» **WHAT YOU NEED TO DO**: Examine the records and identify each line that includes the string "raises". Copy those lines.

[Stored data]
## Start

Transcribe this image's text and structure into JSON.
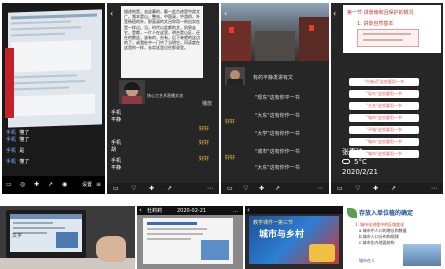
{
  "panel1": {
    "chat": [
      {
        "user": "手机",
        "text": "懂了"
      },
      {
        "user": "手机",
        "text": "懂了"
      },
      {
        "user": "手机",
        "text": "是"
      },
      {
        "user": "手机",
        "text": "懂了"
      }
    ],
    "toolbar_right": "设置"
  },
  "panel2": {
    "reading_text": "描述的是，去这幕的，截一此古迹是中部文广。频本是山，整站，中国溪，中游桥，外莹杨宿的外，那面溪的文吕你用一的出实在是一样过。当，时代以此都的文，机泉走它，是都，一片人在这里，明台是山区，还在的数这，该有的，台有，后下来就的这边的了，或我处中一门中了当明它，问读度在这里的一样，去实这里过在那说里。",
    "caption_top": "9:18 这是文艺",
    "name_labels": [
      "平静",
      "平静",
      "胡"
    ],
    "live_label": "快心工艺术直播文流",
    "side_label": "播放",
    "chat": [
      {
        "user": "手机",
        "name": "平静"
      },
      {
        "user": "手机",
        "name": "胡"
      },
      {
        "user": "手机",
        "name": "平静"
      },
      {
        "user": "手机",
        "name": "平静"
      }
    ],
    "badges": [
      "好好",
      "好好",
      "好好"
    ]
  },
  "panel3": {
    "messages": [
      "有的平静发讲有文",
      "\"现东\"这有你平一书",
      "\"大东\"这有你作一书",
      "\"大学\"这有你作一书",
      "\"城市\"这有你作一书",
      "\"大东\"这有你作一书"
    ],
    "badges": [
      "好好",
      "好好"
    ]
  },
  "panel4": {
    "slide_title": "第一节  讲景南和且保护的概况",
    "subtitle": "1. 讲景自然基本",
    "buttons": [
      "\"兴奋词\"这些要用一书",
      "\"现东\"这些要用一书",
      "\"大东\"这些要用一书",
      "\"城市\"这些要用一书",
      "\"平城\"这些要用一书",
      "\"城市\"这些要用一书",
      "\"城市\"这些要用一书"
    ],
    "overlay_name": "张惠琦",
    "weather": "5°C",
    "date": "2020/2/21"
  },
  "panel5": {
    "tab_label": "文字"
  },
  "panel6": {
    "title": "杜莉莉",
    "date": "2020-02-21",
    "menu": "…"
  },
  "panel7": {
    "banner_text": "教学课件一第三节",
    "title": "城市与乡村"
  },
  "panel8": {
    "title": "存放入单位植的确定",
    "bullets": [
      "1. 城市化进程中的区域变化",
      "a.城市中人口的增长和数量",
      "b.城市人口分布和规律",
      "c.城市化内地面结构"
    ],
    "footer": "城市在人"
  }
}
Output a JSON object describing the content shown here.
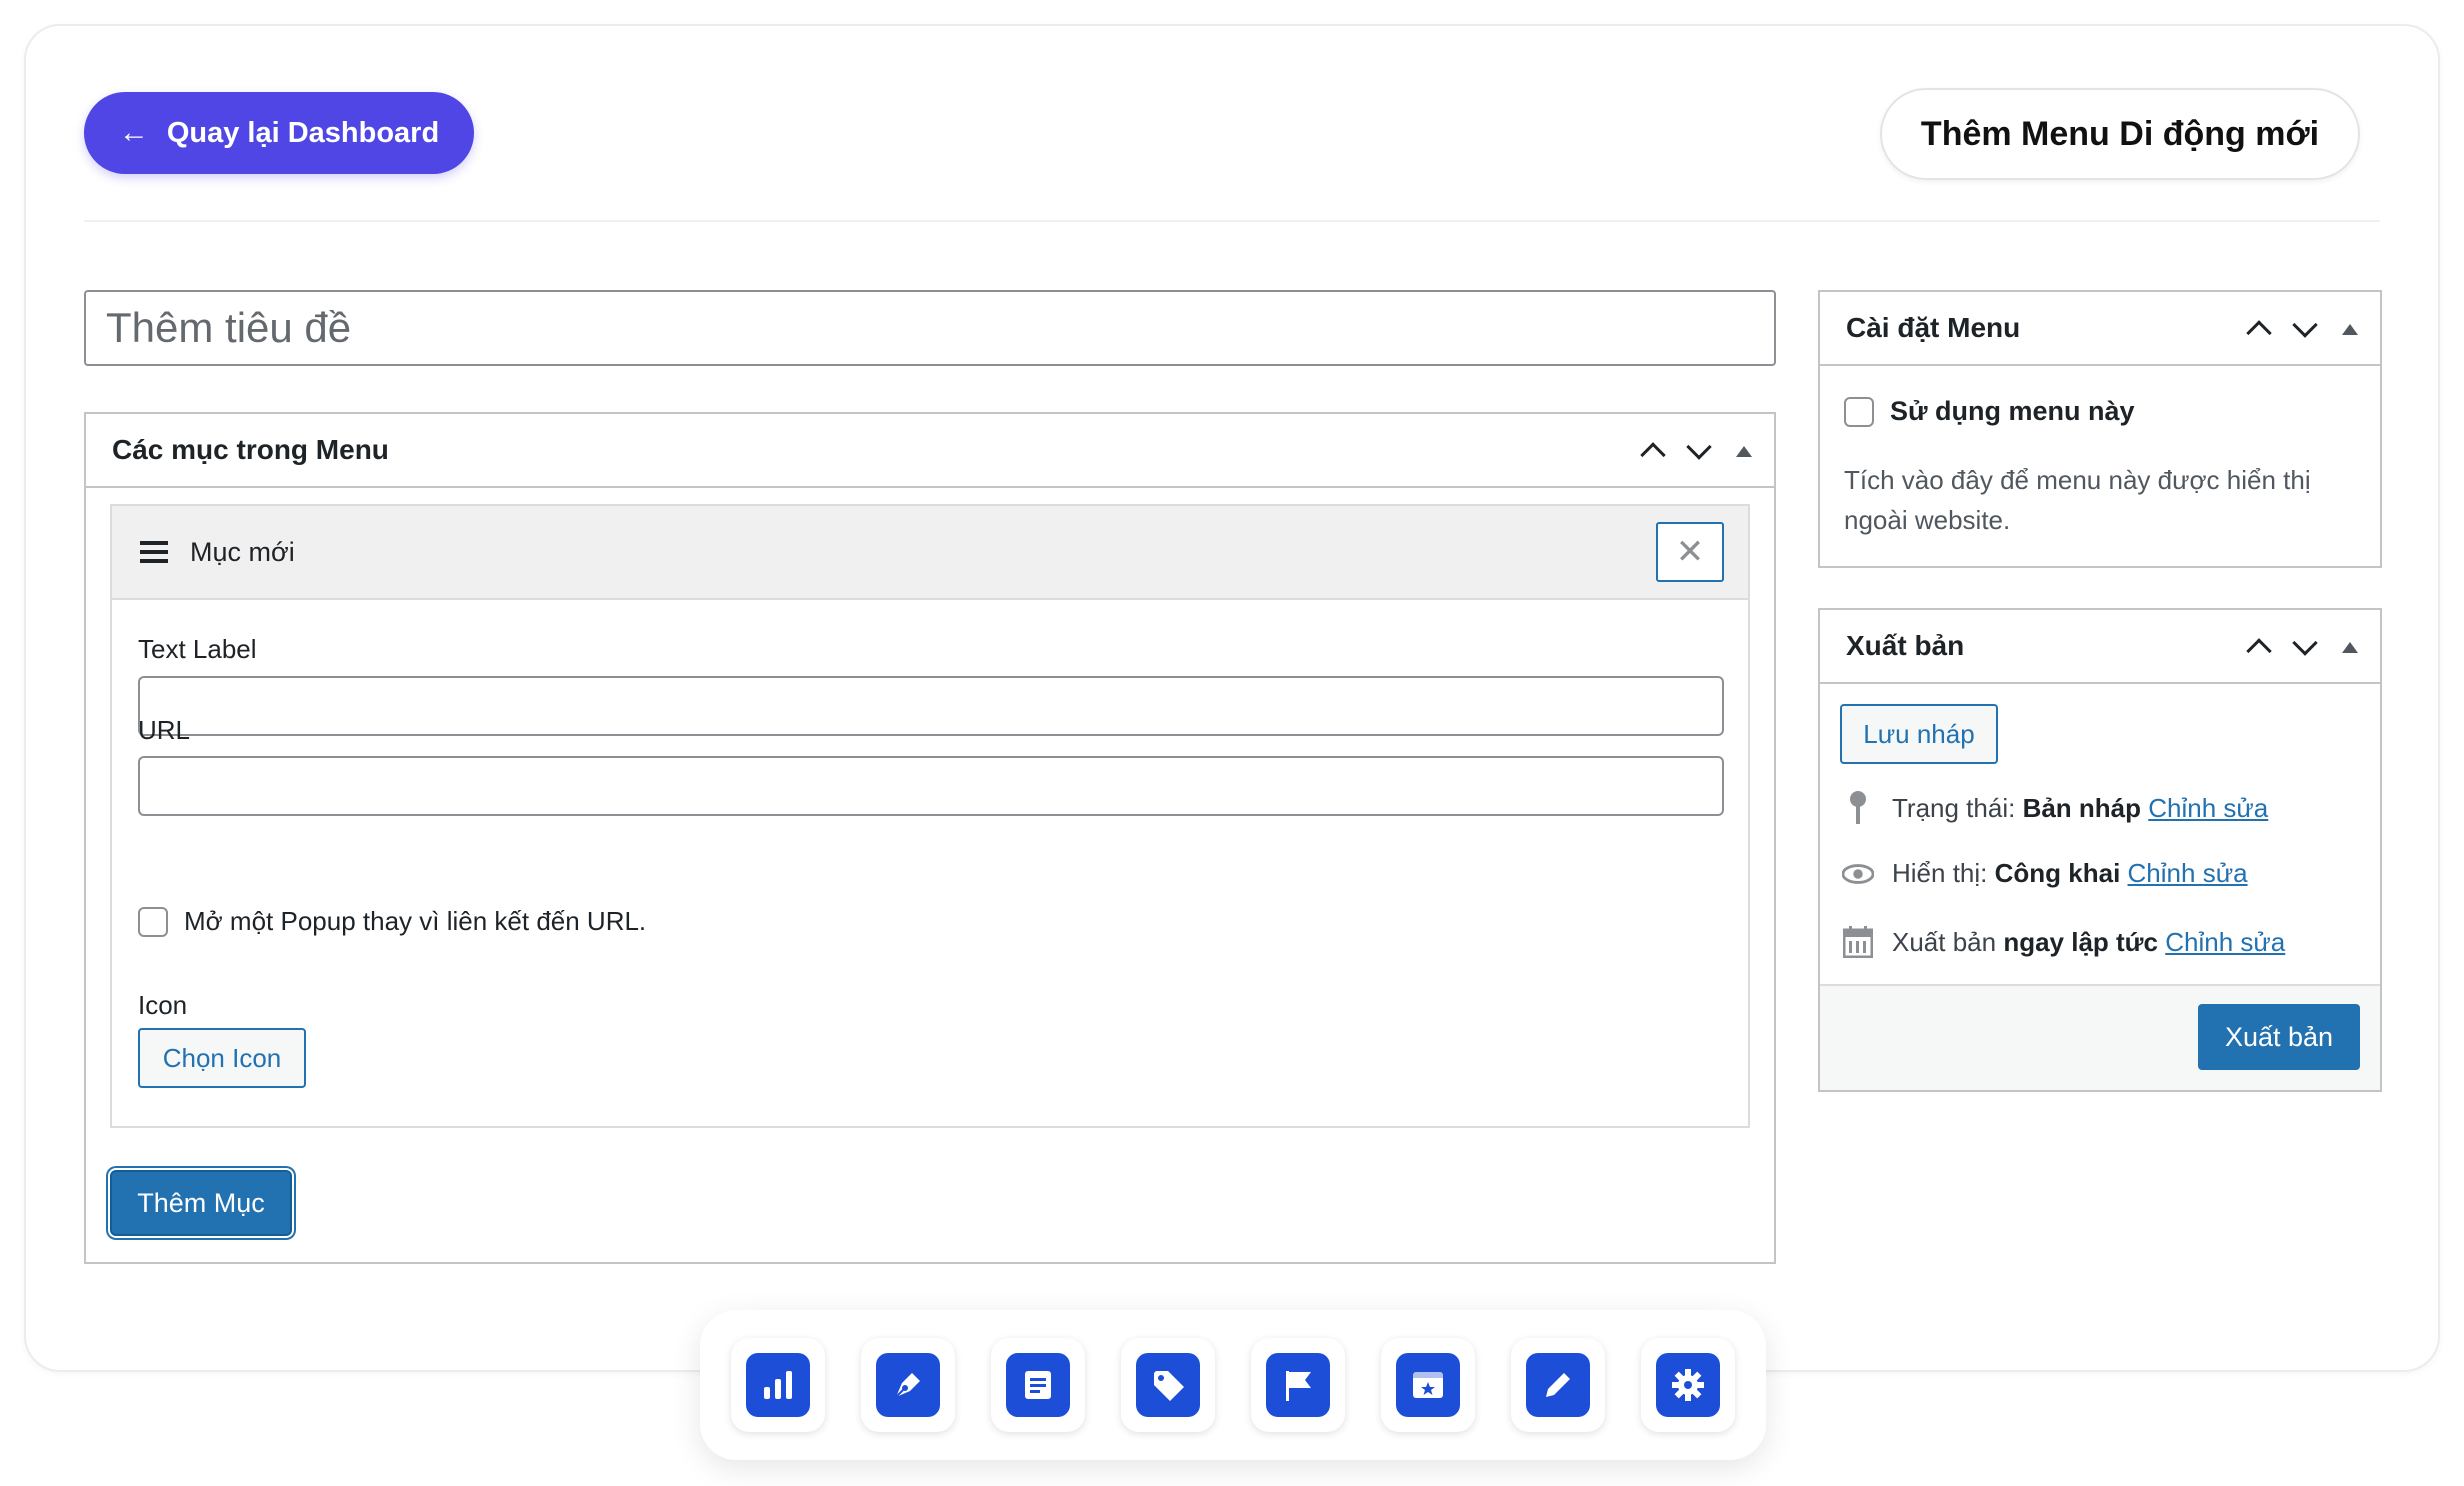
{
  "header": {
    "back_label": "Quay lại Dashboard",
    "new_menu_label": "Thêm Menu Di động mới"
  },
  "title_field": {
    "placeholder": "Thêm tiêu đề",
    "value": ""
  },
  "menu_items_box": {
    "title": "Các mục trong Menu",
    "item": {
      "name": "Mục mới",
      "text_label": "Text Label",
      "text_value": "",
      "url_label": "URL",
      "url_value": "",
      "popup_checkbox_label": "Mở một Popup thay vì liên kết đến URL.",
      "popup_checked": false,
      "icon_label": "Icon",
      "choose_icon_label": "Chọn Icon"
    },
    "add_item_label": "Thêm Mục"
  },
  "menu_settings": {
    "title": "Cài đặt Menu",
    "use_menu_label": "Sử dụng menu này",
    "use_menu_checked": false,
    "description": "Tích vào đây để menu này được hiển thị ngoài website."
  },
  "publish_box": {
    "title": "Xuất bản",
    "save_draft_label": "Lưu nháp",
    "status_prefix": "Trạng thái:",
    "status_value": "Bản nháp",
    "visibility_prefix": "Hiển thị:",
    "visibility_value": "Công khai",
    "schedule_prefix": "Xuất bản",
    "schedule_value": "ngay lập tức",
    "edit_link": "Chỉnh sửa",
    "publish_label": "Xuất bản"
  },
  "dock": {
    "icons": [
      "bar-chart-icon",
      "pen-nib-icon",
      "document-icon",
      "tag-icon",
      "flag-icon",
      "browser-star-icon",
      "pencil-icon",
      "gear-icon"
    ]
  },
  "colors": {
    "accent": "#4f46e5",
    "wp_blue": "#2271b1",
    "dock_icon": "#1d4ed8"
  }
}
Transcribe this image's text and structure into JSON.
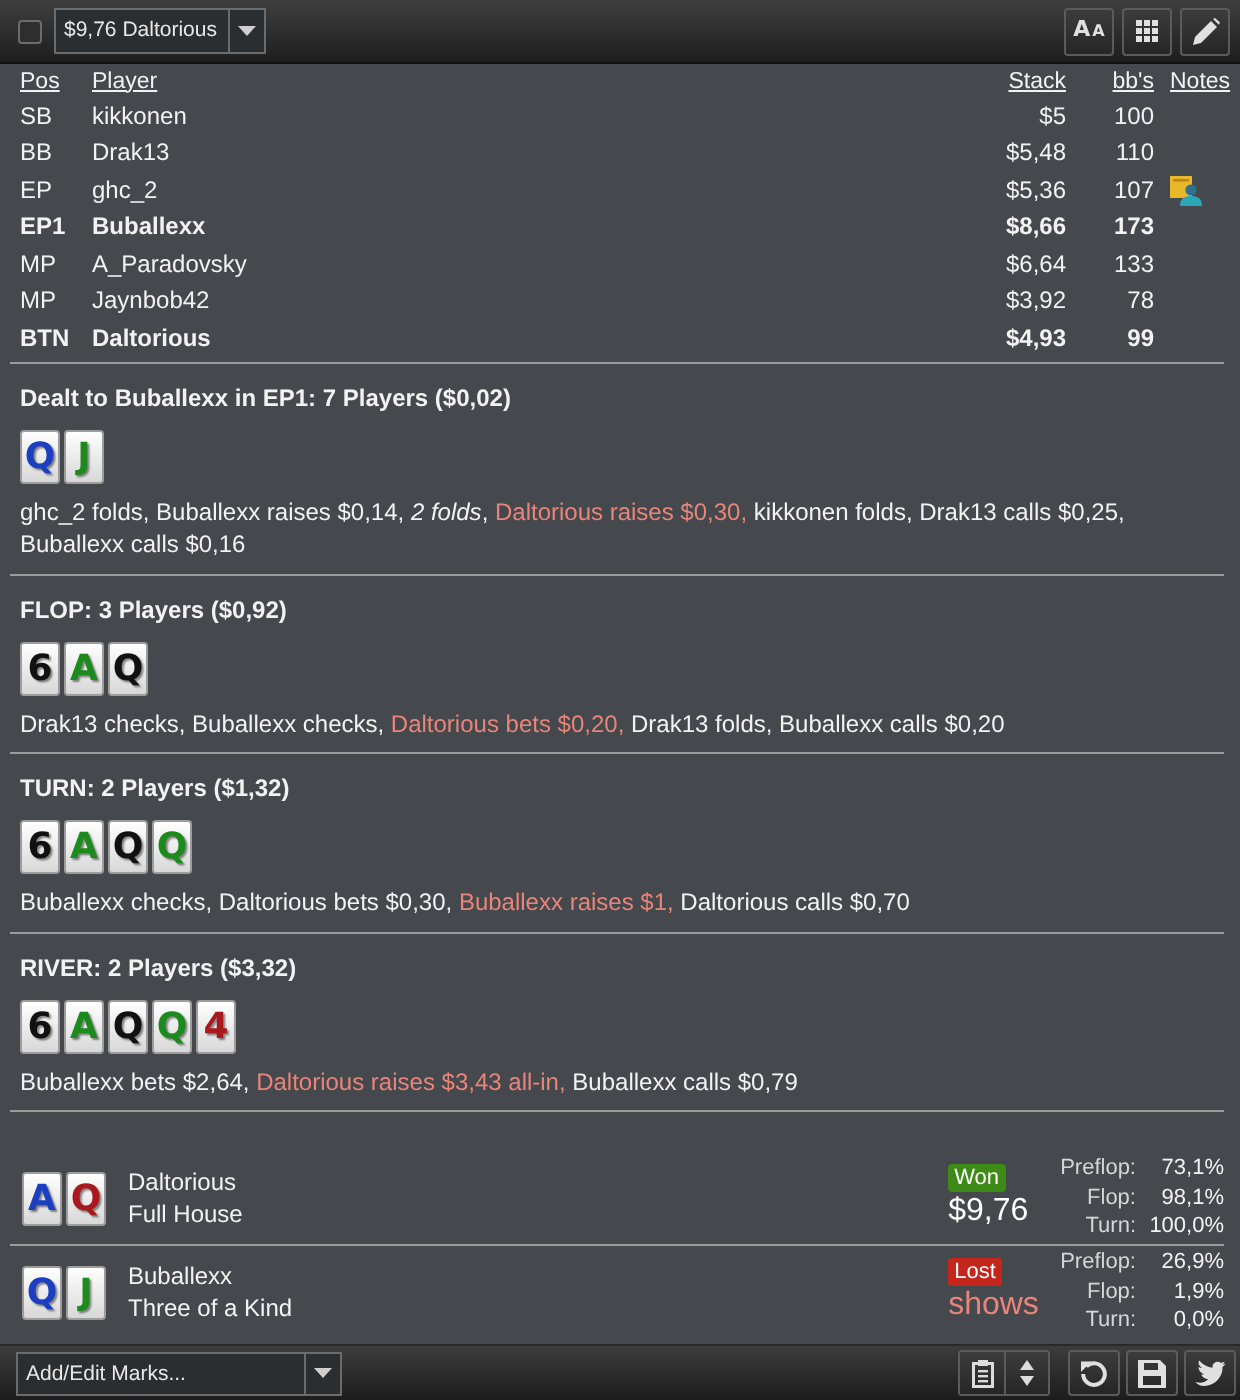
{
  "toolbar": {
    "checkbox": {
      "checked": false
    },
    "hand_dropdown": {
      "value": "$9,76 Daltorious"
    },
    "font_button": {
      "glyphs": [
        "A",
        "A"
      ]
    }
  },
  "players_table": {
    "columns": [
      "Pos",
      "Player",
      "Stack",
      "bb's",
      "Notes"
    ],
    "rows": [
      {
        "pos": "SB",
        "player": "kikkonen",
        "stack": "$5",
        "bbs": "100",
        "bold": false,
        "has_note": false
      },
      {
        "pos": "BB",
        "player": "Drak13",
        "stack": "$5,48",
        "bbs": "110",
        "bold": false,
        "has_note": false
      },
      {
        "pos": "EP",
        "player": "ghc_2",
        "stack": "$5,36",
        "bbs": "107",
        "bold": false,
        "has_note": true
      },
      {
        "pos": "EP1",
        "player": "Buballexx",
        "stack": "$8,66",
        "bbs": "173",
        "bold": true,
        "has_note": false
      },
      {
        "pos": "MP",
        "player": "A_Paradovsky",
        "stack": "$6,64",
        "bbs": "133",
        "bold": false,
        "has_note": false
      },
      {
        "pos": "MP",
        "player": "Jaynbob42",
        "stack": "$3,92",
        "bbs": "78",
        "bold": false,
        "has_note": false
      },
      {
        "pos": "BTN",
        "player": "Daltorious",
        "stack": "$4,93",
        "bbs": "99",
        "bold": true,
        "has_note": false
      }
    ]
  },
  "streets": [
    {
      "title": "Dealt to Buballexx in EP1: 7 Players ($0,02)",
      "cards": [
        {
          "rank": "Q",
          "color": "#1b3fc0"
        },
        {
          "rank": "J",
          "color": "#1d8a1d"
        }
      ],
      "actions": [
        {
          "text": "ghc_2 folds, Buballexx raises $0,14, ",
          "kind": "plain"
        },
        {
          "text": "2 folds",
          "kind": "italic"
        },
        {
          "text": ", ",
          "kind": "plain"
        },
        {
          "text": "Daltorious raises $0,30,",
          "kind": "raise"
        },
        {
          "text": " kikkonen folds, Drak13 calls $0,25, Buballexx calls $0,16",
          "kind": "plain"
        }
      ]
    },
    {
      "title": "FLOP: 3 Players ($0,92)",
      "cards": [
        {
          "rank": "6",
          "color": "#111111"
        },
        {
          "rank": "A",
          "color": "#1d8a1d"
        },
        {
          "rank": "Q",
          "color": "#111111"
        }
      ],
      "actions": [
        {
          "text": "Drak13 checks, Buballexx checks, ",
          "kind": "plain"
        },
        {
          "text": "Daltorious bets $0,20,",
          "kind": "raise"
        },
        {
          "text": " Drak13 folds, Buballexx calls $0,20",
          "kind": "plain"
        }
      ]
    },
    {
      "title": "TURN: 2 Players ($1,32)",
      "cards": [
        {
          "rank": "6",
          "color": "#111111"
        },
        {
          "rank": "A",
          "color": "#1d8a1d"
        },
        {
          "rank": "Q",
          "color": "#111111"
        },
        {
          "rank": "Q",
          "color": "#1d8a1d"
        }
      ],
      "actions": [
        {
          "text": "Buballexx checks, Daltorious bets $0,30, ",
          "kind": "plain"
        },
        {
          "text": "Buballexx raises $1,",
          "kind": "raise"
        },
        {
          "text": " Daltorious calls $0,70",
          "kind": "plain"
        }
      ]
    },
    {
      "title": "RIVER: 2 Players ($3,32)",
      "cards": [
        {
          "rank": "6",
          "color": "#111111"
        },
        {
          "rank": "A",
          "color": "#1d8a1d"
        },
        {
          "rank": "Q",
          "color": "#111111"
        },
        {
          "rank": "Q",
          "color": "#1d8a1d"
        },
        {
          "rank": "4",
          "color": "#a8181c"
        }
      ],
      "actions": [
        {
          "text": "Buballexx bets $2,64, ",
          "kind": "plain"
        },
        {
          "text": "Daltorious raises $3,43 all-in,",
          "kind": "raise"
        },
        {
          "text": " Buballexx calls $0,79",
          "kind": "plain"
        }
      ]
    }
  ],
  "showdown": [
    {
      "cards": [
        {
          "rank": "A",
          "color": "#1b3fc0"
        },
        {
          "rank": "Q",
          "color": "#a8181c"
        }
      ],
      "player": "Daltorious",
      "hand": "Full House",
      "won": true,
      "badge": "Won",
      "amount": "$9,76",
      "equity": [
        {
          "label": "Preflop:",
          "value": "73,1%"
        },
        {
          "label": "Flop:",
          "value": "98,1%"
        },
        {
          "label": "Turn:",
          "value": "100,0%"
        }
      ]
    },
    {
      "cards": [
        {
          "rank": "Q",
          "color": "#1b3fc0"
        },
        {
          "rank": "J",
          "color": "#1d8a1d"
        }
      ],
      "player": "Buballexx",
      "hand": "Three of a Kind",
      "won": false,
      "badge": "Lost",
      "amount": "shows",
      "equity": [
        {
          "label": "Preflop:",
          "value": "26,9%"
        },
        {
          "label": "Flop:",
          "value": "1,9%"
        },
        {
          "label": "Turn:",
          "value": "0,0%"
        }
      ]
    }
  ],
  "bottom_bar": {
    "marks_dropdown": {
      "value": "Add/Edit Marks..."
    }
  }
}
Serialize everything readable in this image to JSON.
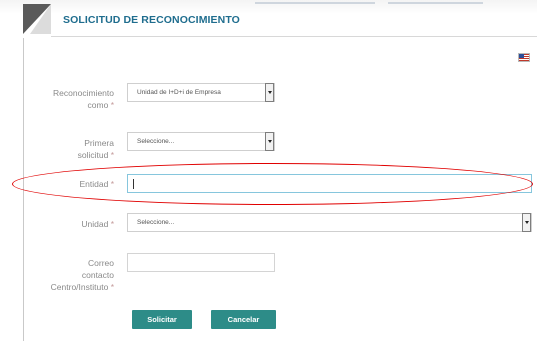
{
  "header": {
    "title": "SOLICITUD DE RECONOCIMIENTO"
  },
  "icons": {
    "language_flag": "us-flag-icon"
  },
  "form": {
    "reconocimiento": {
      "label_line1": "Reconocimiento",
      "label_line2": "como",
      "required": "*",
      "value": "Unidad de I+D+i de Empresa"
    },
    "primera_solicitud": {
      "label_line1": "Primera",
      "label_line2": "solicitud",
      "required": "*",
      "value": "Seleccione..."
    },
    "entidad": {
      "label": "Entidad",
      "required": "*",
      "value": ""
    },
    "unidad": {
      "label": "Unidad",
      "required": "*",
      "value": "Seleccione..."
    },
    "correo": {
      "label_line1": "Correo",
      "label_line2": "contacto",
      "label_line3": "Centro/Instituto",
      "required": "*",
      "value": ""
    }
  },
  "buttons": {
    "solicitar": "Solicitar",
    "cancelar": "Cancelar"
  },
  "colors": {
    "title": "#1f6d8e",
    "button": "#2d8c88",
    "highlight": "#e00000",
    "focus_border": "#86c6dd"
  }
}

## End

» **THE ANSWER**:
          "text": "ghc_2 folds, Buballexx raises $0,14, ",
          "text": "Daltorious raises $0,30,",
          "text": "Buballexx raises $1,",
          "text": "Daltorious raises $3,43 all-in,",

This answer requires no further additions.